* _Task_:
Each line in the entries below that holds the string "pateenin" is to be listed.

::: Dataset

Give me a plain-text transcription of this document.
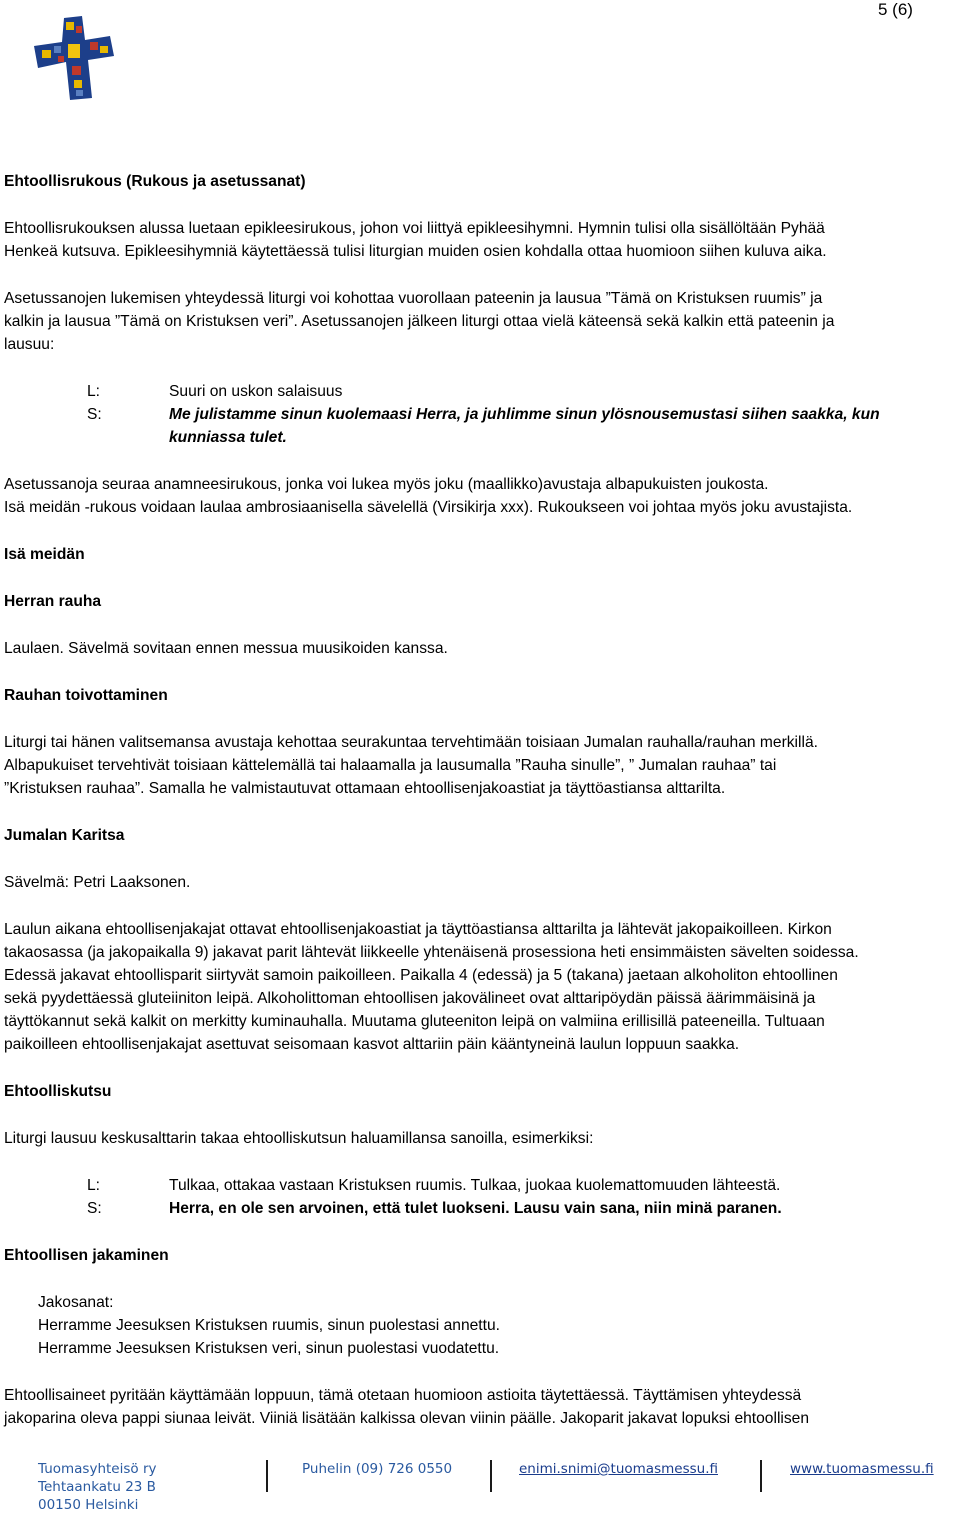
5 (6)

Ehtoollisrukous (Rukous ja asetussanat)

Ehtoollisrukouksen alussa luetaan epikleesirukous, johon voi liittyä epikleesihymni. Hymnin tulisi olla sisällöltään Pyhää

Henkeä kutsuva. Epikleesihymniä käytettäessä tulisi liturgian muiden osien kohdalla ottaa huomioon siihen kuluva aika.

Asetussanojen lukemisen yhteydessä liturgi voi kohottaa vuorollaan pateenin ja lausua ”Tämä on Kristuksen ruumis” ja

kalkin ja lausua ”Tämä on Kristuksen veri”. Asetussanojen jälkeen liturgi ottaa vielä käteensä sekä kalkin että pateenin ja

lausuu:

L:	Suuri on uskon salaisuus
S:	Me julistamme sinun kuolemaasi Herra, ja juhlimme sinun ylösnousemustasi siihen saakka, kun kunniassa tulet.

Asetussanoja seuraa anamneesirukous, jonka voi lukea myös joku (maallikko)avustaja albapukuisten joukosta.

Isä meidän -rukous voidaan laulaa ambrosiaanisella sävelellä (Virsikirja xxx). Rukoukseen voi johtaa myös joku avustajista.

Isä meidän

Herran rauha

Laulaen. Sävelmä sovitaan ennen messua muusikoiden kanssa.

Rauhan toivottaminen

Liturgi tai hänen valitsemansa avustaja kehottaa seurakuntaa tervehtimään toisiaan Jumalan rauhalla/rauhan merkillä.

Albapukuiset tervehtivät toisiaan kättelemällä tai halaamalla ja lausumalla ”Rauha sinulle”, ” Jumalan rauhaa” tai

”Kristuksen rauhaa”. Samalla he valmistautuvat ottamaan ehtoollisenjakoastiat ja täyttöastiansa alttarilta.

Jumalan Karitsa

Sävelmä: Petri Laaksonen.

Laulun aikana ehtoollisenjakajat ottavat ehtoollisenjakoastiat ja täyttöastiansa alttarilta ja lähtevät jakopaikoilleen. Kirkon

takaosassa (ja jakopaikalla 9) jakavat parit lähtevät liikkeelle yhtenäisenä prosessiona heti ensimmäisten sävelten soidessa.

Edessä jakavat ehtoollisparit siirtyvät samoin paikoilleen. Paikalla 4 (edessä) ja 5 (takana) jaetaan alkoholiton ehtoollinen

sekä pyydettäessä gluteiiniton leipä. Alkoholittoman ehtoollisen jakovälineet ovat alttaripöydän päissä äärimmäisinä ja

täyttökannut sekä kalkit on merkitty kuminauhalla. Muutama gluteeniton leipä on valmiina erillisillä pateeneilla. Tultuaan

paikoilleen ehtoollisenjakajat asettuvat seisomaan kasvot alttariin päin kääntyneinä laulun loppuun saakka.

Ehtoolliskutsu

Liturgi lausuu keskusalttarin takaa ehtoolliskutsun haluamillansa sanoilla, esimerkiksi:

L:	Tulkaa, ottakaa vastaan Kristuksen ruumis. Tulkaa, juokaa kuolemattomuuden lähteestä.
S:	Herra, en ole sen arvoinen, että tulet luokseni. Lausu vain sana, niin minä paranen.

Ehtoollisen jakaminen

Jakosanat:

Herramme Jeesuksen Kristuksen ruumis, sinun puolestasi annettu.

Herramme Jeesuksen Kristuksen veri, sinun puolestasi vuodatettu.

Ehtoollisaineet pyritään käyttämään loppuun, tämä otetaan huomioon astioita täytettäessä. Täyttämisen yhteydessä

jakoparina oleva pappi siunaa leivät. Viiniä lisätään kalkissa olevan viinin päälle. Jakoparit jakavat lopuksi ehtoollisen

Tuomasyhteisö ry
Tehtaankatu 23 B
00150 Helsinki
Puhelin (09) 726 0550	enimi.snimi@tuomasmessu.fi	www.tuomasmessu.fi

::::::
::: Dataset

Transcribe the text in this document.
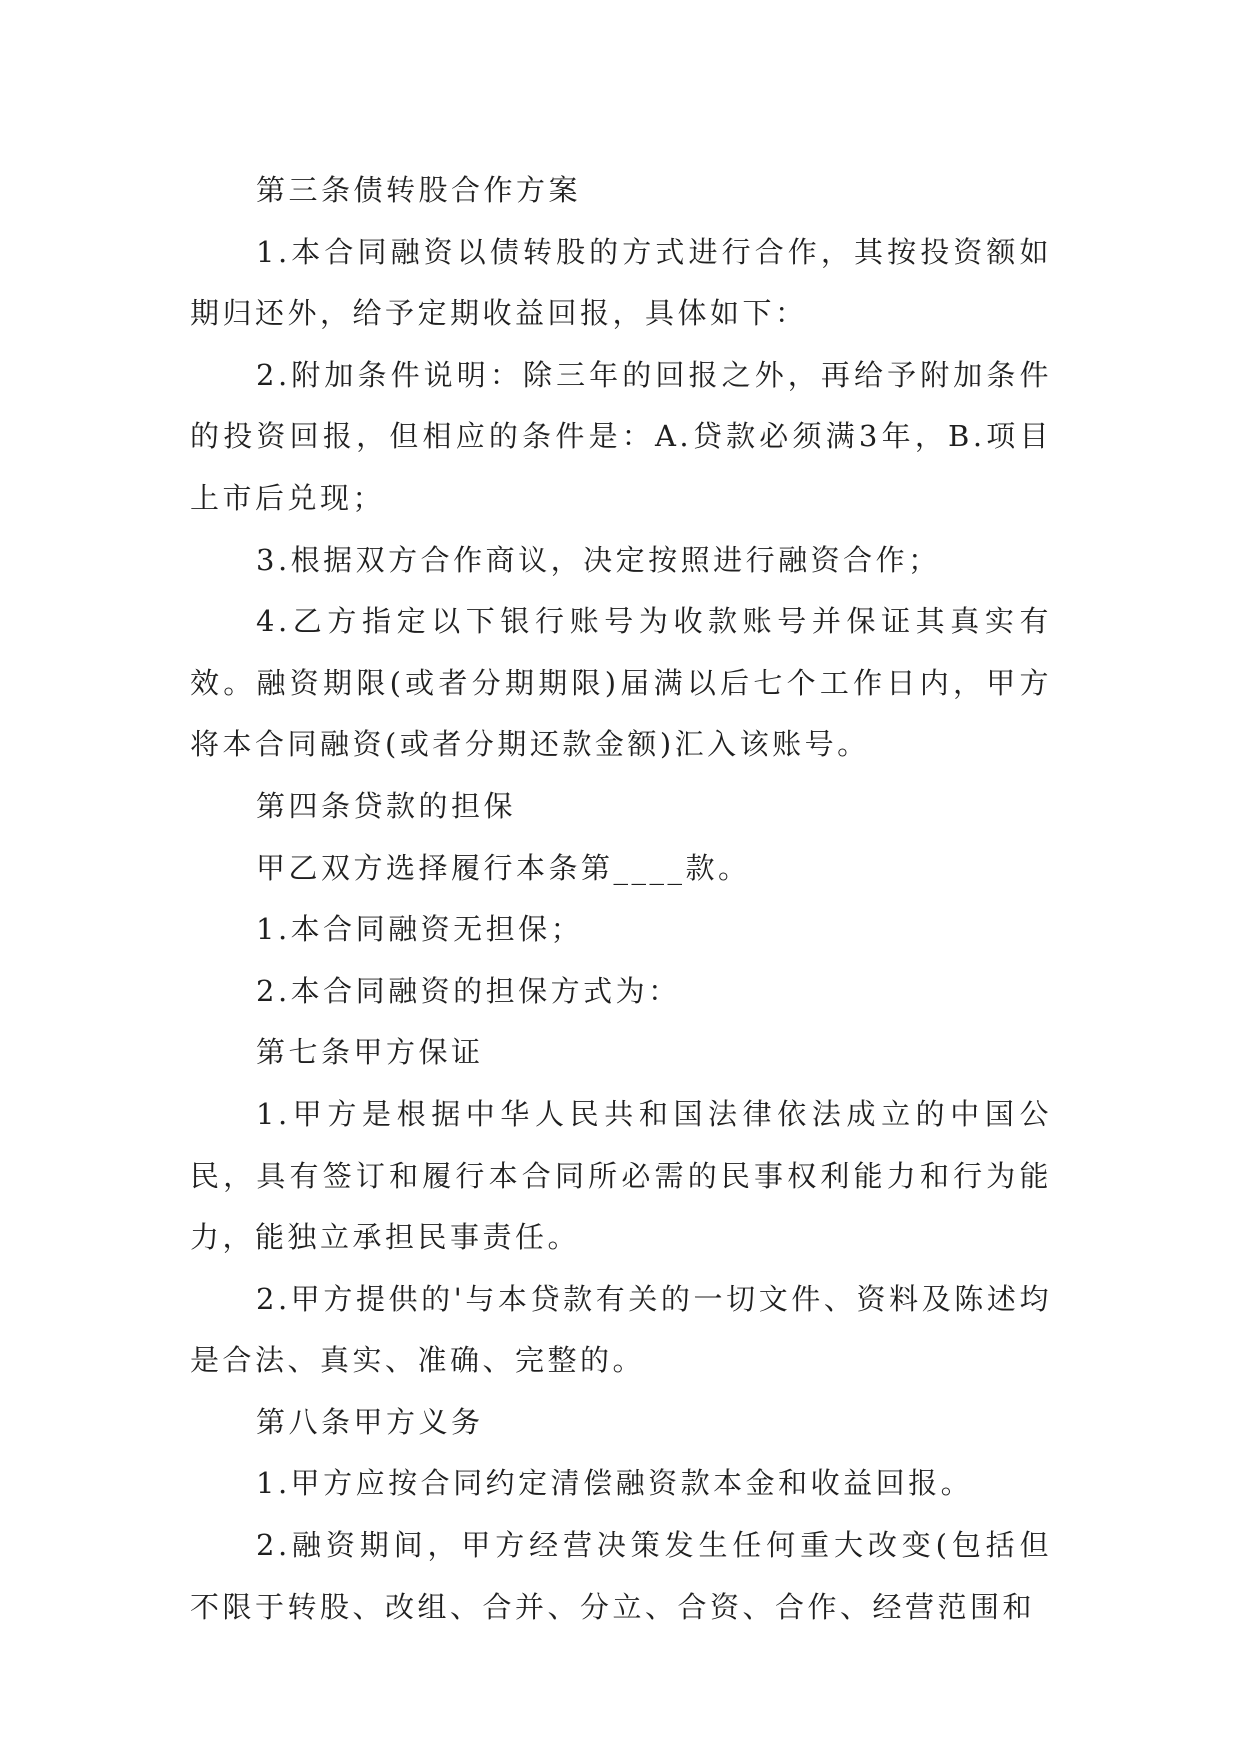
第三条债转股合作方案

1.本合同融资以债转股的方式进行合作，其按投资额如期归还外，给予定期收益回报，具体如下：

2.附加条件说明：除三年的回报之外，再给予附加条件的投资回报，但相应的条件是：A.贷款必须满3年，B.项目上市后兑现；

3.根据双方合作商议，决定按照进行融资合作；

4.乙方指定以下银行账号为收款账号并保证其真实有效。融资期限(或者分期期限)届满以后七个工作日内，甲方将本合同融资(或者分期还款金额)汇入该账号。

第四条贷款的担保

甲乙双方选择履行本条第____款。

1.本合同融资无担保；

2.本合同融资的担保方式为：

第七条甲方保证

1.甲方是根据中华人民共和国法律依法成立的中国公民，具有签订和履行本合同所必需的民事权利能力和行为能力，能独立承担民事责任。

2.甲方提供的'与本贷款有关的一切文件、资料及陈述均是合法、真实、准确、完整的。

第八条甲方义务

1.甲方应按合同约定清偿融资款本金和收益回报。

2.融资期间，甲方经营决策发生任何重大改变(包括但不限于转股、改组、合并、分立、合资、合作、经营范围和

::::::
::: Dataset

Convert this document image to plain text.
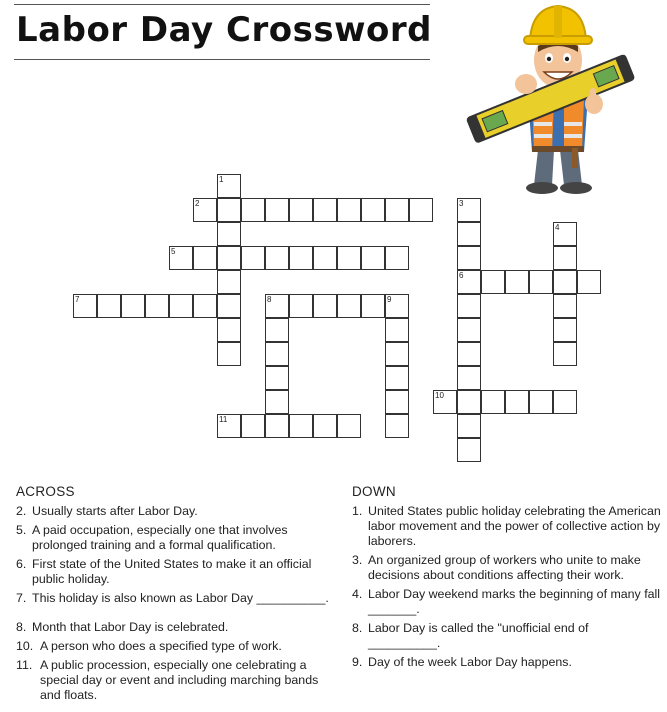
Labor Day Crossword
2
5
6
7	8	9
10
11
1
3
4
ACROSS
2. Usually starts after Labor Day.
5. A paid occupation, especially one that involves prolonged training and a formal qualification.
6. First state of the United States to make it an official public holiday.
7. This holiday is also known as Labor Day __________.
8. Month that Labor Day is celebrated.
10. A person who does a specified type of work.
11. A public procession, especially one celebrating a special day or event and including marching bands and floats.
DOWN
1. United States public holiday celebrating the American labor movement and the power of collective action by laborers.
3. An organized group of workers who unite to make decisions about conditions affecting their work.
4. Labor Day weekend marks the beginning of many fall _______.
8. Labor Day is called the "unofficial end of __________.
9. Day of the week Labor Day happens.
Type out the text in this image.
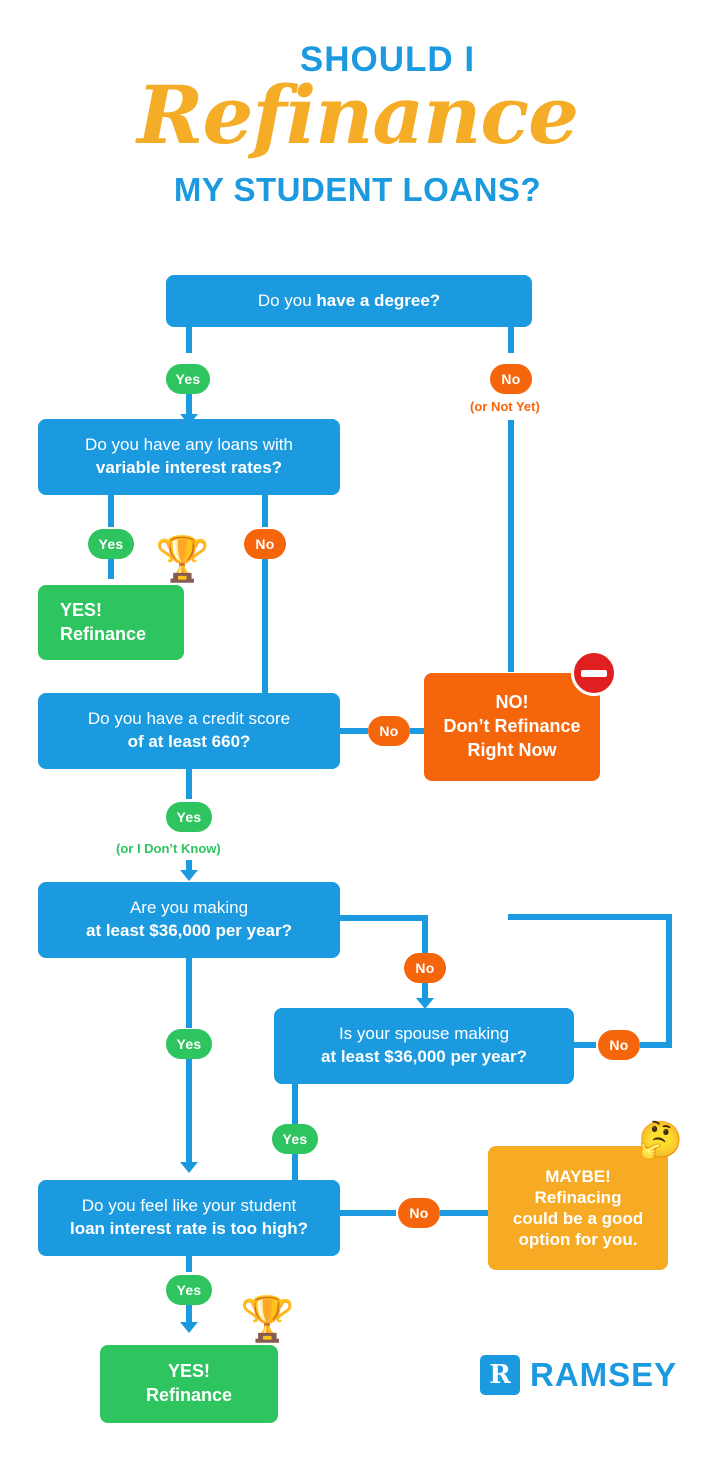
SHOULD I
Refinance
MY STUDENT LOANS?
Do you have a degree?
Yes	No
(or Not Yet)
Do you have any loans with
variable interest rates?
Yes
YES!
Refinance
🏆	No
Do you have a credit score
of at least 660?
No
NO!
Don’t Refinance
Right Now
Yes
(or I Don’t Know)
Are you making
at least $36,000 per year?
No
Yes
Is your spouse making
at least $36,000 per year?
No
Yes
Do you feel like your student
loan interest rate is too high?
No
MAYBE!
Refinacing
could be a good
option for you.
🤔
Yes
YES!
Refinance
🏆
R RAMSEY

::::::

* _Response to this task_:
Asetussanojen lukemisen yhteydessä liturgi voi kohottaa vuorollaan pateenin ja lausua ”Tämä on Kristuksen ruumis” ja
kalkin ja lausua ”Tämä on Kristuksen veri”. Asetussanojen jälkeen liturgi ottaa vielä käteensä sekä kalkin että pateenin ja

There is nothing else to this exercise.